------ Supplied information ------

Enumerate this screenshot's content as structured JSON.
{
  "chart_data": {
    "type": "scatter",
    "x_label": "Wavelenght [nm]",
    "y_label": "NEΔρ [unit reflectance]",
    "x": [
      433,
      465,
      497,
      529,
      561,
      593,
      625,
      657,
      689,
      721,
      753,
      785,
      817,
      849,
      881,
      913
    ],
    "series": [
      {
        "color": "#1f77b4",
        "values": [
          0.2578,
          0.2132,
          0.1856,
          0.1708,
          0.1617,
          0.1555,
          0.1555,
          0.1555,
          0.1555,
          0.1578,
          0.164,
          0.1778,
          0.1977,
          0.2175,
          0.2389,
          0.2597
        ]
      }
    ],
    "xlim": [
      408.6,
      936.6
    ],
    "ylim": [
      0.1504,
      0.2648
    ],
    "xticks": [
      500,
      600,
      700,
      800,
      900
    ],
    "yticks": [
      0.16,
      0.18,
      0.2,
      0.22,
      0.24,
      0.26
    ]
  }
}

------
------ Supplied information ------

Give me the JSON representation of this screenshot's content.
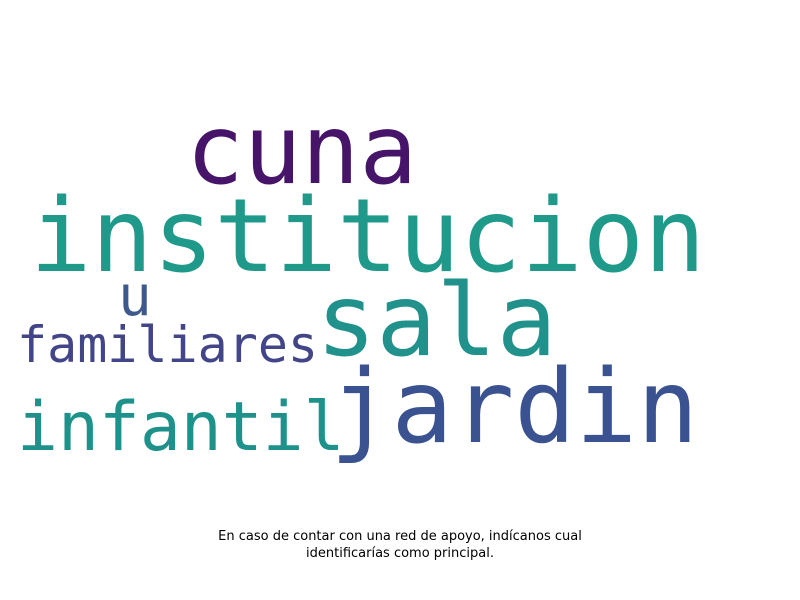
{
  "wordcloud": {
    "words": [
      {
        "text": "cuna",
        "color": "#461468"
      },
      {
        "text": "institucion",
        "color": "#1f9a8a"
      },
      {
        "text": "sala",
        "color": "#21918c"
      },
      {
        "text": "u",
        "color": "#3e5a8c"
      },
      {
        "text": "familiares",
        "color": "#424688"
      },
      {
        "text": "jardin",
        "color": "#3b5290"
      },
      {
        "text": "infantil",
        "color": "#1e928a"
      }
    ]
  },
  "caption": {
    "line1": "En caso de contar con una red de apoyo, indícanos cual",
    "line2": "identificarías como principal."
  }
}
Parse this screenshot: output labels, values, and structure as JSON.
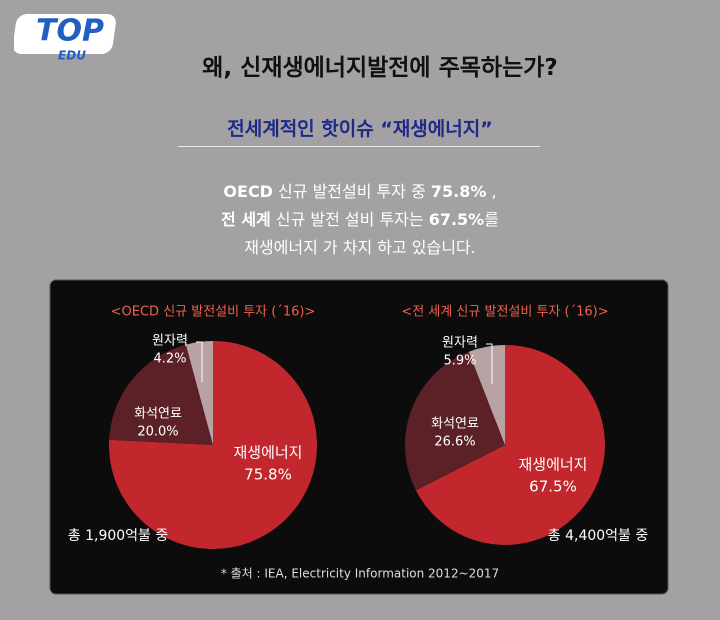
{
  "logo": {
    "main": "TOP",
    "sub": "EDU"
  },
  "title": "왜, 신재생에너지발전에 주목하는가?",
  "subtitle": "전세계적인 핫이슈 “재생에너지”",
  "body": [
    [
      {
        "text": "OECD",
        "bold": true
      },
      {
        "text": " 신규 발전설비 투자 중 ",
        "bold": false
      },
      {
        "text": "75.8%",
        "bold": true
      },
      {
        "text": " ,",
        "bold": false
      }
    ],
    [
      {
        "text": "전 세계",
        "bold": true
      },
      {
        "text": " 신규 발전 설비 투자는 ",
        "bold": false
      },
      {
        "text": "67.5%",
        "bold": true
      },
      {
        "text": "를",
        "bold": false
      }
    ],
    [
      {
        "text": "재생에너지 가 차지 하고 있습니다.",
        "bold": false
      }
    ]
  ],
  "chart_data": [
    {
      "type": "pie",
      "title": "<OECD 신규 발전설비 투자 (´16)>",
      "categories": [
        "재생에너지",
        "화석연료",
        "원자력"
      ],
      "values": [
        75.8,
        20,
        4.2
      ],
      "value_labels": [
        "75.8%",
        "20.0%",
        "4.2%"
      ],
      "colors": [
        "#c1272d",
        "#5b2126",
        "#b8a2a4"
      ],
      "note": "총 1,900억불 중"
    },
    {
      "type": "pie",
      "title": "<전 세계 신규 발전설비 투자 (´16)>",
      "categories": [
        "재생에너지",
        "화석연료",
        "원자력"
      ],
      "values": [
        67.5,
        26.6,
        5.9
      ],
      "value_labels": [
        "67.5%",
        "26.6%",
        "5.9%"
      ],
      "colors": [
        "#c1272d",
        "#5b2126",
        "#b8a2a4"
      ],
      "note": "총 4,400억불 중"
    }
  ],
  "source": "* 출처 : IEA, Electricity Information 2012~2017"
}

------

#### Set problem
Return every line in the listing that contains the word "screenshot".

#### Answer for this exercise
Enumerate this screenshot's content as structured JSON.
Give me the JSON representation of this screenshot's content.
Parse this screenshot: output labels, values, and structure as JSON.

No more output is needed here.